Consignes de l'exercice |
a) D'après la critique d'Un coeur en herbe, à quelle date le DVD sort-il ?
b) Dressez la liste de tous les comédiens nommés dans la critique d'Un coeur en herbe.

Texte fourni |
######

Date de sortie DVD : 7 décembre 2011
Une agréable bluette : politiquement correcte, mais divertissante
L’argument : Mathan, 19 ans, débarque à Paris chez Jacques, un célèbre écrivain gay d’une cinquantaine d’années. Surgit alors le sexy Olivier, la trentaine flamboyante, ami de Jacques... Comment Mathan va-t-il se sortir des griffes de ce "vieux" couple ?
Notre avis : Un coeur en herbe ne révolutionnera sans doute pas le genre de la comédie romantique dont il s’inspire avec plus ou moins d’habileté. Petite bluette agréable, le spectacle offre surtout l’occasion d’un divertissement un peu différent. On regarde sans déplaisir l’histoire du faussement naïf Mathan, qui débarque chez un écrivain rencontré sur le net, pour finalement séduire l’ami (sexy) de ce dernier. La "naïveté" du jeune héros n’étant qu’un prétexte à amorcer l’intrigue, la pièce dévoile son lot d’incohérences, et les personnages passent de la colère à l’amour avec une facilité parfois peu crédible. En fait, l’auteur semble ne pas avoir tranché entre une tonalité ouvertement satirique et la volonté sincère d’aborder des sujets difficiles (vieillissement, adultère, etc.). C’est cette incertitude qui confère à l’oeuvre un caractère nettement consensuel, par trop calqué sur les attentes de son public, au risque de négliger toute polémique. Face à Mathan - Romain Poli, un peu faible - Philippe Rambaud et Samuel Perche s’échangent des répliques cocasses avec une sincérité et un plaisir communicatifs. La scène "hot" permet, quant à elle, de faire oublier les faiblesses de ce marivaudage un peu trop poli, mais plaisant.

######

Données extraites |
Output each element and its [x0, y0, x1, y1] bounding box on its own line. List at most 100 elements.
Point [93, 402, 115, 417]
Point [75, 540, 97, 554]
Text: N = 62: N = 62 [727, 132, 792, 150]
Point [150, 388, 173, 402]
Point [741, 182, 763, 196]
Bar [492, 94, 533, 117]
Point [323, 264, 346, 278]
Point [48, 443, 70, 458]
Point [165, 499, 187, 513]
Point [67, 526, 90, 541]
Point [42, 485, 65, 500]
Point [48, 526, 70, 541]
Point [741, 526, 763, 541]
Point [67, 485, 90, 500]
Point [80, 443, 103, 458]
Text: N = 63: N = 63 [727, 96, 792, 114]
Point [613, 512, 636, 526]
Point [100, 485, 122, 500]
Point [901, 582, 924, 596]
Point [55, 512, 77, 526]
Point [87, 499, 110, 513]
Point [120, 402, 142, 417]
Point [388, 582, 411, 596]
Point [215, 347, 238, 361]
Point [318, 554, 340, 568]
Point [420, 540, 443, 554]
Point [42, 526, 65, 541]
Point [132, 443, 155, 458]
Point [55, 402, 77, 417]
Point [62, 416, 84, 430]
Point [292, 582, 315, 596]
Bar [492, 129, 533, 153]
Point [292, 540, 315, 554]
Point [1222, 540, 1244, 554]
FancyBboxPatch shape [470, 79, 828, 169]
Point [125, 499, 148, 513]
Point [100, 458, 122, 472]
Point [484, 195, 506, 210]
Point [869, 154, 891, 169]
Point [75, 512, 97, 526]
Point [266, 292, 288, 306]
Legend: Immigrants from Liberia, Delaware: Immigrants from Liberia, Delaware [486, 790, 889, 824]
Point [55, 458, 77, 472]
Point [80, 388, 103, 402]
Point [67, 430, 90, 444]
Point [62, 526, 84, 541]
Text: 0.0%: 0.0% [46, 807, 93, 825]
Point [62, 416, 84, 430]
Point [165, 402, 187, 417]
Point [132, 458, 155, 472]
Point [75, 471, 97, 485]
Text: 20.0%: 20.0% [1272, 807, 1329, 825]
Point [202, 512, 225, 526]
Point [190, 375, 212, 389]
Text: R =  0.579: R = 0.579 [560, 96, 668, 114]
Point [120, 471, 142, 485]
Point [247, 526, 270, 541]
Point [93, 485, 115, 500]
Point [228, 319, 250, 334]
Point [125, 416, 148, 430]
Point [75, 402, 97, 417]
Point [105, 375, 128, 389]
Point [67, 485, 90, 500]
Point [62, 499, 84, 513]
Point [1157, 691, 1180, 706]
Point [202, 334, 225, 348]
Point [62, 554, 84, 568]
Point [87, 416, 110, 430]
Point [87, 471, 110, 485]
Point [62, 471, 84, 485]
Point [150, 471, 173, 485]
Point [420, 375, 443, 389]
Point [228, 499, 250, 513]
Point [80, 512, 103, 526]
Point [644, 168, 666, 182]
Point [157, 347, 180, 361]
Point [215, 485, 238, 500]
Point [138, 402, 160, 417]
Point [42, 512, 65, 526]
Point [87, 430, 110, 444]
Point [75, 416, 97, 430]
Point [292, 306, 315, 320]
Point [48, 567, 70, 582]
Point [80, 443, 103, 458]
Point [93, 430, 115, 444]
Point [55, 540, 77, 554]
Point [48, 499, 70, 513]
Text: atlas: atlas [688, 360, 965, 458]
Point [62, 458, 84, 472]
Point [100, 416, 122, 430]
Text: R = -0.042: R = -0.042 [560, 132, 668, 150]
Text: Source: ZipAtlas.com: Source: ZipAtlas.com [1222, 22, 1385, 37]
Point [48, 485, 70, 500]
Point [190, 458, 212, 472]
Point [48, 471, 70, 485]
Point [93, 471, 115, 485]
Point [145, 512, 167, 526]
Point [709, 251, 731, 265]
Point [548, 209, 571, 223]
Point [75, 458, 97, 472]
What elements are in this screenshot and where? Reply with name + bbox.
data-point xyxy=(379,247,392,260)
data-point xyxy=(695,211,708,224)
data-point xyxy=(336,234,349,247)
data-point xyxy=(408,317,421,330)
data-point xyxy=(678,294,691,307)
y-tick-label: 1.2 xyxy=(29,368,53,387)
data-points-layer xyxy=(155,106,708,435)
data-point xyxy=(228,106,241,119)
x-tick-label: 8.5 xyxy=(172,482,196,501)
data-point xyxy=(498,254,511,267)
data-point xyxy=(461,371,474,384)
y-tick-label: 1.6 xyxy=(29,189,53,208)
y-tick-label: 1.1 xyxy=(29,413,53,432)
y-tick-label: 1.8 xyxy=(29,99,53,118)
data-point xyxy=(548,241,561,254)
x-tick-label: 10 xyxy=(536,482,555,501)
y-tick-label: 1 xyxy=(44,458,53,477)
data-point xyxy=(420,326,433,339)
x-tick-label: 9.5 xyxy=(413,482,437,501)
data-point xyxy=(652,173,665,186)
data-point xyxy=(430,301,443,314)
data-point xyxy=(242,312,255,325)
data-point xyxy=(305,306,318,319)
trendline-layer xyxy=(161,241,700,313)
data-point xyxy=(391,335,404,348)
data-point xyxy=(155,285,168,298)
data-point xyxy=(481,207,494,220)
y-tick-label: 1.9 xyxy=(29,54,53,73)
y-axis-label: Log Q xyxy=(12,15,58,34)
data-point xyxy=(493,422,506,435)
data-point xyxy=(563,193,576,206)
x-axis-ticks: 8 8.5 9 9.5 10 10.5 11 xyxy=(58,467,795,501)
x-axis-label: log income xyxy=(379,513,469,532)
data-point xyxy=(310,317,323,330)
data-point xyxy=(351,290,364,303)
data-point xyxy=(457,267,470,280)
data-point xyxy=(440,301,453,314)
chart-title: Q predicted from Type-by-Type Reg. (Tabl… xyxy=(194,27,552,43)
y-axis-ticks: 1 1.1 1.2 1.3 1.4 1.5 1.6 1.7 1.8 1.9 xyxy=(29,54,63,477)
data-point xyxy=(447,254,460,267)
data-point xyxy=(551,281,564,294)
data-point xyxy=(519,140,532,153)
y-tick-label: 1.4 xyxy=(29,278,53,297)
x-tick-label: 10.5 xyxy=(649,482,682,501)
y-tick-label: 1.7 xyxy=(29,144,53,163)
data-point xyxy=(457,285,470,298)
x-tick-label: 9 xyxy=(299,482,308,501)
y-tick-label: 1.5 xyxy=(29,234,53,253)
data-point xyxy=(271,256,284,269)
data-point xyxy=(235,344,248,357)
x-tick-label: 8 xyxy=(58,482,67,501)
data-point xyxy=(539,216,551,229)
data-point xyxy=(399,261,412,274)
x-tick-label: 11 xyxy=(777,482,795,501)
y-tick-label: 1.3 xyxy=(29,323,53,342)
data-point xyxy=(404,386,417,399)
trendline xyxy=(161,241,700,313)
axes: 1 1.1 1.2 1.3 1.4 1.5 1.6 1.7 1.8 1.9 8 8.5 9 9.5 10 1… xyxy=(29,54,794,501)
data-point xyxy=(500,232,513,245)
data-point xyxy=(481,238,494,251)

######

Réponses attendues |
a) Le 7 décembre 2011.

b) Romain Poli, Philippe Rambaud, Samuel Perche